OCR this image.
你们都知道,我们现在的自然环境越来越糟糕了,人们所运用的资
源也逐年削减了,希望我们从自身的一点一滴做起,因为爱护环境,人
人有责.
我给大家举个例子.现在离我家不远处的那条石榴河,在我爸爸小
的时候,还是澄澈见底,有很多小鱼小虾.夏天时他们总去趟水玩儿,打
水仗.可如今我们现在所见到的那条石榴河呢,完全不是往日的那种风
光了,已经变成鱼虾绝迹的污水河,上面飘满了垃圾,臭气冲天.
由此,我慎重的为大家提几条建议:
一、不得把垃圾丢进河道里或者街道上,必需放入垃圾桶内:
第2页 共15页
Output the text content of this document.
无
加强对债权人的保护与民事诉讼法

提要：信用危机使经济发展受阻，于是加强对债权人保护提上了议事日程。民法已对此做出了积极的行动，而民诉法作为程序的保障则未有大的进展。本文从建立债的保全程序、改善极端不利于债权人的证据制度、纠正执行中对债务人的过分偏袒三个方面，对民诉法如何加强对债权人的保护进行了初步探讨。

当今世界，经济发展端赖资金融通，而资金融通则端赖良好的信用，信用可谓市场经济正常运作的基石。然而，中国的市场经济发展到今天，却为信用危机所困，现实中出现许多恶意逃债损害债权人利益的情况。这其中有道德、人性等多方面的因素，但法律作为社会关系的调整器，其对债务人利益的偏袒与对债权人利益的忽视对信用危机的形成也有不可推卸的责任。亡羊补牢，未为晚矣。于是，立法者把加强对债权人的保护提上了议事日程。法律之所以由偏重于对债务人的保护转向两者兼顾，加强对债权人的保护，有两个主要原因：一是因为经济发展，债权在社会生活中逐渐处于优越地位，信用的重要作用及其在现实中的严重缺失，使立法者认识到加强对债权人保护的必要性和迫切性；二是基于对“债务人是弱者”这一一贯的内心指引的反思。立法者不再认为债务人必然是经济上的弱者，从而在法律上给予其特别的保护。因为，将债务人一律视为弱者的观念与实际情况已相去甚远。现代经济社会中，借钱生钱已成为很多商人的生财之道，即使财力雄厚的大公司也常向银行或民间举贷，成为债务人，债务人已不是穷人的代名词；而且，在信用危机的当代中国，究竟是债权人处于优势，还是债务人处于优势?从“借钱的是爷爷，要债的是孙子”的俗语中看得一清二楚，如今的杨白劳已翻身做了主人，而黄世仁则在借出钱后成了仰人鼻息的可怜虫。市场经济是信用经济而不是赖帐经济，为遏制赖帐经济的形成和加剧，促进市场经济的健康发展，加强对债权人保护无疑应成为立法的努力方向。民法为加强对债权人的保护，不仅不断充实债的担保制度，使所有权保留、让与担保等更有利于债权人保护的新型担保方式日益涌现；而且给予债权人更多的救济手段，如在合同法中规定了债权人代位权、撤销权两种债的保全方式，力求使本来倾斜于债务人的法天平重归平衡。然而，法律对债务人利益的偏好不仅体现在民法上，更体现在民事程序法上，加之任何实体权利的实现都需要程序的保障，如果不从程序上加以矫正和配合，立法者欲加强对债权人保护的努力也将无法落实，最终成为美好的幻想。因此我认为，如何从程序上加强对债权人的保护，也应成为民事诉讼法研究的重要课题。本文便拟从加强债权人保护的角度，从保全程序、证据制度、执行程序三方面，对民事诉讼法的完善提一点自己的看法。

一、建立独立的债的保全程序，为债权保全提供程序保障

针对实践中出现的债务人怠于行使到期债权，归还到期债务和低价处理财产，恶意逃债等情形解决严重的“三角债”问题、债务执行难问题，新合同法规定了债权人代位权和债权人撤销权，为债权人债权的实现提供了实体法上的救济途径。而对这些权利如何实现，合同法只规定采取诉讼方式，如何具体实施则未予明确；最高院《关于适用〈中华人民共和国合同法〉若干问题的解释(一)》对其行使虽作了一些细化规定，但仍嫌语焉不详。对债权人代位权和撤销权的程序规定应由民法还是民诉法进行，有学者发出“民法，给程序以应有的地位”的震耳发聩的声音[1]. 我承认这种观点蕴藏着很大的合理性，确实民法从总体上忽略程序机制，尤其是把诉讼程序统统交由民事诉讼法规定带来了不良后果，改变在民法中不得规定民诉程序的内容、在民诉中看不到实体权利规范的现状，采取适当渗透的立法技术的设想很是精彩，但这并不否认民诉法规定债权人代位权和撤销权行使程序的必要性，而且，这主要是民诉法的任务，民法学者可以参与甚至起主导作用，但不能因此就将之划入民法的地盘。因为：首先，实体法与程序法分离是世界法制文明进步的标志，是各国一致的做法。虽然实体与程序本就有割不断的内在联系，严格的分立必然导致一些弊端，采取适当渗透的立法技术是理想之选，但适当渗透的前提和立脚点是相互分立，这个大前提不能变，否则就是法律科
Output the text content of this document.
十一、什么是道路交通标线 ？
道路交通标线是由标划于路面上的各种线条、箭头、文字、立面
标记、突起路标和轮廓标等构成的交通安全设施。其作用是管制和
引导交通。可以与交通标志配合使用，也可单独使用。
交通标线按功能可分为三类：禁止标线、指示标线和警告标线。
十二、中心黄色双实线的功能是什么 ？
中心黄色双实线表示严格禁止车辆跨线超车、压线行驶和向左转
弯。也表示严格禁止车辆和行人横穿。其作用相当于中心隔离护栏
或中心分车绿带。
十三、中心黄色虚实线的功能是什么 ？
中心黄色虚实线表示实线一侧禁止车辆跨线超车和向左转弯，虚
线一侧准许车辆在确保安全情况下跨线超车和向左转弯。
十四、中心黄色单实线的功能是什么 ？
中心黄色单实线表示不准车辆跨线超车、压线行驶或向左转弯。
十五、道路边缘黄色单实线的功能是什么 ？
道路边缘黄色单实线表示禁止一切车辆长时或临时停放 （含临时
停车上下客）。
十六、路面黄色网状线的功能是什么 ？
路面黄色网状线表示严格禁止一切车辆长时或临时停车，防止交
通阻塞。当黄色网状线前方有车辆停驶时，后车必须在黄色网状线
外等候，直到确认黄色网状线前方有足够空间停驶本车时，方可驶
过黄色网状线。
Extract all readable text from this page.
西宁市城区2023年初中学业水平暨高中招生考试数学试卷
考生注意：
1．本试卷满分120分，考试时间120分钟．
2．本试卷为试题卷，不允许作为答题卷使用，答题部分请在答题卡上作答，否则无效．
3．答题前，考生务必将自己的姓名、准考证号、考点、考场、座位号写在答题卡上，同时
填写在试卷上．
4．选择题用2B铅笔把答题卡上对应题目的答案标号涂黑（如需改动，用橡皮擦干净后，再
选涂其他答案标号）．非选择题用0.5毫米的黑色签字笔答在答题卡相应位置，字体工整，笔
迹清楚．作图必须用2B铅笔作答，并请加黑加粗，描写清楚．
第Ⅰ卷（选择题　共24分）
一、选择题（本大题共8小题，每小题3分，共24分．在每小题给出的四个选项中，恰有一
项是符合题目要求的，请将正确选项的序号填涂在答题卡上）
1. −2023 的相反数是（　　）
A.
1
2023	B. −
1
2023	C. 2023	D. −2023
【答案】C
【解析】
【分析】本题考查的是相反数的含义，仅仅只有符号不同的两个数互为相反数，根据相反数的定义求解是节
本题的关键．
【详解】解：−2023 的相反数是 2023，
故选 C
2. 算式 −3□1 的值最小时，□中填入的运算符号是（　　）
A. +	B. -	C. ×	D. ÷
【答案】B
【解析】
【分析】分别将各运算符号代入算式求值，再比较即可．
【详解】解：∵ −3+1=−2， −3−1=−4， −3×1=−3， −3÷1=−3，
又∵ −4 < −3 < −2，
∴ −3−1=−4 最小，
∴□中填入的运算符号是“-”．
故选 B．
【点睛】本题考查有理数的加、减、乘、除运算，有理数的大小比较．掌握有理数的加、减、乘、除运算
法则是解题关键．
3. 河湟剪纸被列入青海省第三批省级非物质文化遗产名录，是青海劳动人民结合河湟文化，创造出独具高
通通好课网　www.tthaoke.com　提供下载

◆ Short exercise: Identify each line in the records above containing the word "this"; copy those lines.

◆ Result of the task:
OCR this image.
Output the text content of this document.
Output the text content of this document.
Extract all readable text from this page.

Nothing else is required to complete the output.